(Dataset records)
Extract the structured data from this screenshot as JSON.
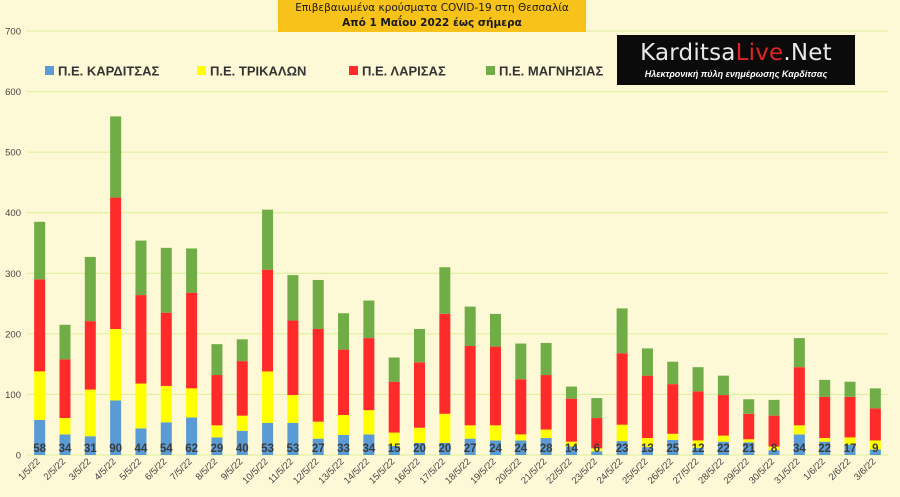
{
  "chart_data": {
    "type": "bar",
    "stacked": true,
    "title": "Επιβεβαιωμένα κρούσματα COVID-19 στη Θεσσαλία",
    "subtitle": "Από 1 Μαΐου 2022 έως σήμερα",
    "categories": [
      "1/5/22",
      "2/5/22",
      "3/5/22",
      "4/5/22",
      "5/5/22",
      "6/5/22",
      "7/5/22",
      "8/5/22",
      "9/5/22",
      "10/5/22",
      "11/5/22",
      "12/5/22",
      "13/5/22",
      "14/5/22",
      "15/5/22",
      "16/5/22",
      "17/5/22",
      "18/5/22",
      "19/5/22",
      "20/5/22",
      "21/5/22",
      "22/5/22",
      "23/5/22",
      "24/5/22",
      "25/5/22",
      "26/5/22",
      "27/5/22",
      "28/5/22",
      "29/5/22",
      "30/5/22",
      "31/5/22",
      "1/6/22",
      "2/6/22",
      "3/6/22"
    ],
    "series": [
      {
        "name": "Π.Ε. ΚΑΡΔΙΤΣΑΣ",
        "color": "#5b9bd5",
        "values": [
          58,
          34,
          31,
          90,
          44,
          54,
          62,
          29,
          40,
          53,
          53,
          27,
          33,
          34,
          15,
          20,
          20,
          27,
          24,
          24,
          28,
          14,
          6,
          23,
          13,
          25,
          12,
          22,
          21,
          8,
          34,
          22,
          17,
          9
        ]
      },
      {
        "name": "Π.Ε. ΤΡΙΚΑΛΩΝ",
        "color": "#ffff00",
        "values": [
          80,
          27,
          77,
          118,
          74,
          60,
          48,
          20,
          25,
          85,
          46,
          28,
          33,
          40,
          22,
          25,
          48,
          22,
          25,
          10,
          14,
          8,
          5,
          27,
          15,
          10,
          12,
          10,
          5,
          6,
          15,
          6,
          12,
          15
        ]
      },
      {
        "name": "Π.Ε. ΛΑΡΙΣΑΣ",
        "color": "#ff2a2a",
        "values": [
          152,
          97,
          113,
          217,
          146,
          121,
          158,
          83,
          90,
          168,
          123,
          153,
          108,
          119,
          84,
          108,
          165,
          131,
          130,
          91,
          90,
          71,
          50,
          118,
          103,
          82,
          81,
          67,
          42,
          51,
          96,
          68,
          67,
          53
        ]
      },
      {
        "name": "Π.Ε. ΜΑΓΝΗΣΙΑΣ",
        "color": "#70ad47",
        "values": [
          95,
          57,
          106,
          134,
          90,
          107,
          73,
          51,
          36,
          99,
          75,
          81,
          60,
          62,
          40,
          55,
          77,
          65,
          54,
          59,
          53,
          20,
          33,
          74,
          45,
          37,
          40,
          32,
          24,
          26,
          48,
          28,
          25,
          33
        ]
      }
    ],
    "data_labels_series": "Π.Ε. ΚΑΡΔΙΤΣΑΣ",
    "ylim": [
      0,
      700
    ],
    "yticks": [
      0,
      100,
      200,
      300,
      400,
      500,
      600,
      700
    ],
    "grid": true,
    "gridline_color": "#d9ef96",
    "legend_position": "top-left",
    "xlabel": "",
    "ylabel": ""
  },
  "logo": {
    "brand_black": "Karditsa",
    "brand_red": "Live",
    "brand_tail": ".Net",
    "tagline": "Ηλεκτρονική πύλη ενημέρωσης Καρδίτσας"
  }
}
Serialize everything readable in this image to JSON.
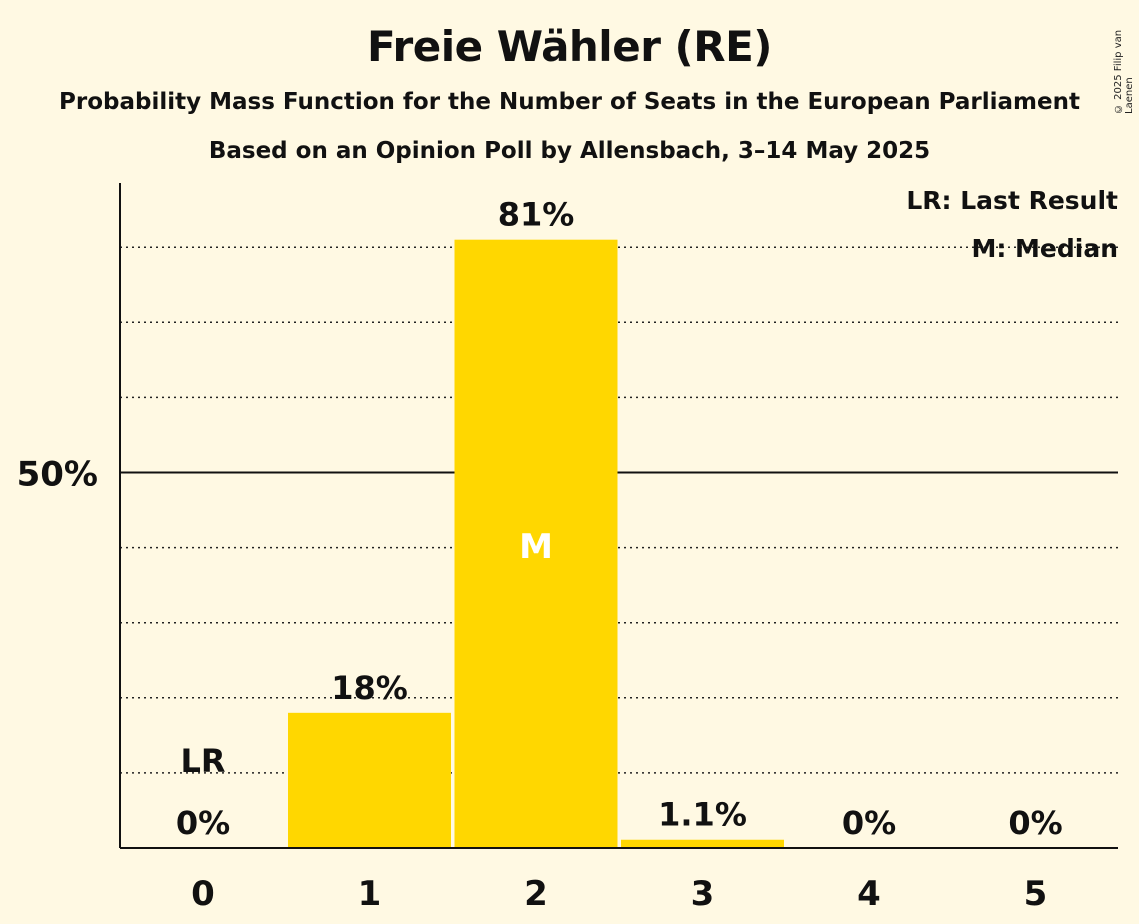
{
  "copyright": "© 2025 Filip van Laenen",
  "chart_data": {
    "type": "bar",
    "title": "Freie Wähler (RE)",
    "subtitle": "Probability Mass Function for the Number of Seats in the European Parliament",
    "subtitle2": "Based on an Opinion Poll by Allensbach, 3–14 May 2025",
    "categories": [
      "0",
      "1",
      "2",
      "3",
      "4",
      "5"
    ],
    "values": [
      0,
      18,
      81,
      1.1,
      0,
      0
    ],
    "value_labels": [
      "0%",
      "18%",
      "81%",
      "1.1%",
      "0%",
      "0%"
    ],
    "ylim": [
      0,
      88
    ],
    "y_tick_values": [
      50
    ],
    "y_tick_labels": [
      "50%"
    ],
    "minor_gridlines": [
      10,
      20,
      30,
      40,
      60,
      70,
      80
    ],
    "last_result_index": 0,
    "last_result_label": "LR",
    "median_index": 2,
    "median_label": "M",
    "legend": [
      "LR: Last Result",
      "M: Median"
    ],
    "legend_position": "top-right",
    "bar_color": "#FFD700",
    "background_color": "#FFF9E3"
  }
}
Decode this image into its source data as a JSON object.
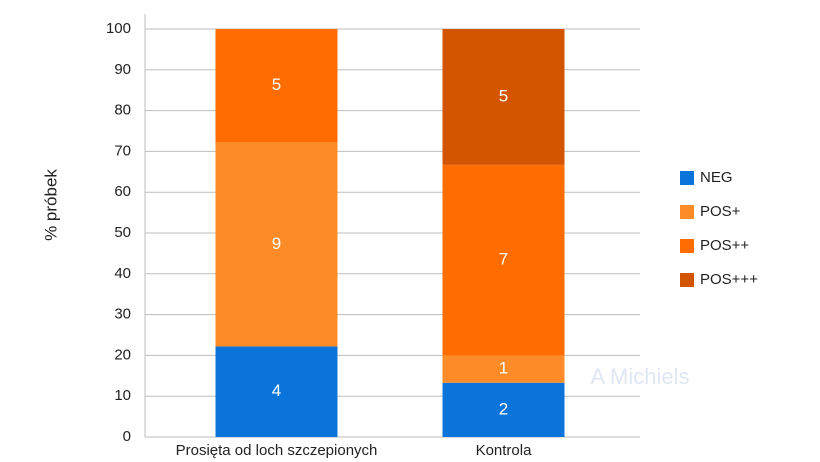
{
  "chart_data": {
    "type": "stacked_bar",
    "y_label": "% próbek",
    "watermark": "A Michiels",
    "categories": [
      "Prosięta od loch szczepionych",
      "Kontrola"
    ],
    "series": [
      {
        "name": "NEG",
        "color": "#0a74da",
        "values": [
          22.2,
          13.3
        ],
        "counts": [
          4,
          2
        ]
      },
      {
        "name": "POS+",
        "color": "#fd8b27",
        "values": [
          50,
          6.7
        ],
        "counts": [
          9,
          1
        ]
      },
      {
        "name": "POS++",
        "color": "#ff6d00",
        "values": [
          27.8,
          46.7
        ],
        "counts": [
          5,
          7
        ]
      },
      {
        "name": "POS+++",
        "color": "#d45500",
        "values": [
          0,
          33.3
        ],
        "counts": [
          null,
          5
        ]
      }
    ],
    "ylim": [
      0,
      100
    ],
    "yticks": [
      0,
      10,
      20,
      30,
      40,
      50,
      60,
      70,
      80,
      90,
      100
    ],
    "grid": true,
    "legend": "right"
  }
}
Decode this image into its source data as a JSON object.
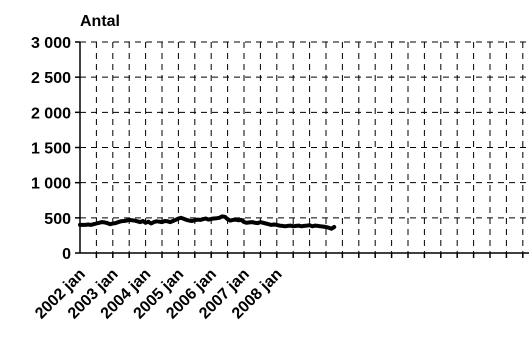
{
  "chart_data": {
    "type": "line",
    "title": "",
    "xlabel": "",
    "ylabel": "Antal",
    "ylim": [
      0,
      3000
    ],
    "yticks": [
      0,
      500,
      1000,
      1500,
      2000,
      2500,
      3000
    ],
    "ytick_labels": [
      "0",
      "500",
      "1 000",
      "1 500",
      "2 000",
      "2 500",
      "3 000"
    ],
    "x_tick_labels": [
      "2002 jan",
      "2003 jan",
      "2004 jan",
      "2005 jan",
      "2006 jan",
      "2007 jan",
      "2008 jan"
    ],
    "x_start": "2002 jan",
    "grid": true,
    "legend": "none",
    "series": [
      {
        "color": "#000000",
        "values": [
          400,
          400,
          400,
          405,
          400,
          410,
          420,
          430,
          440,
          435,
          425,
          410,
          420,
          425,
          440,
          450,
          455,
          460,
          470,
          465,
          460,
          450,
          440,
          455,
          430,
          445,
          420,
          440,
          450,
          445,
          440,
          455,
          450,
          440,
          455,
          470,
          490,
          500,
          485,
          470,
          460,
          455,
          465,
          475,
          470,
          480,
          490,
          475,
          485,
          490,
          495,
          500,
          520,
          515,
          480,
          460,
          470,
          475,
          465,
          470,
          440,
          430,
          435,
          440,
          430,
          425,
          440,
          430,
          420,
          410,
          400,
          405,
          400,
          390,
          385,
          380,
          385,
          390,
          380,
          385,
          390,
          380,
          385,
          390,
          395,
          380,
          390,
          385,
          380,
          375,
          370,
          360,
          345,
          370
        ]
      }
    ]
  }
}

■ Aim ■
Check each line above for the string "name", then copy the ones that have it.

■ Finished task ■
        "name": "Π.Ε. ΚΑΡΔΙΤΣΑΣ",
        "name": "Π.Ε. ΤΡΙΚΑΛΩΝ",
        "name": "Π.Ε. ΛΑΡΙΣΑΣ",
        "name": "Π.Ε. ΜΑΓΝΗΣΙΑΣ",
        "name": "NEG",
        "name": "POS+",
        "name": "POS++",
        "name": "POS+++",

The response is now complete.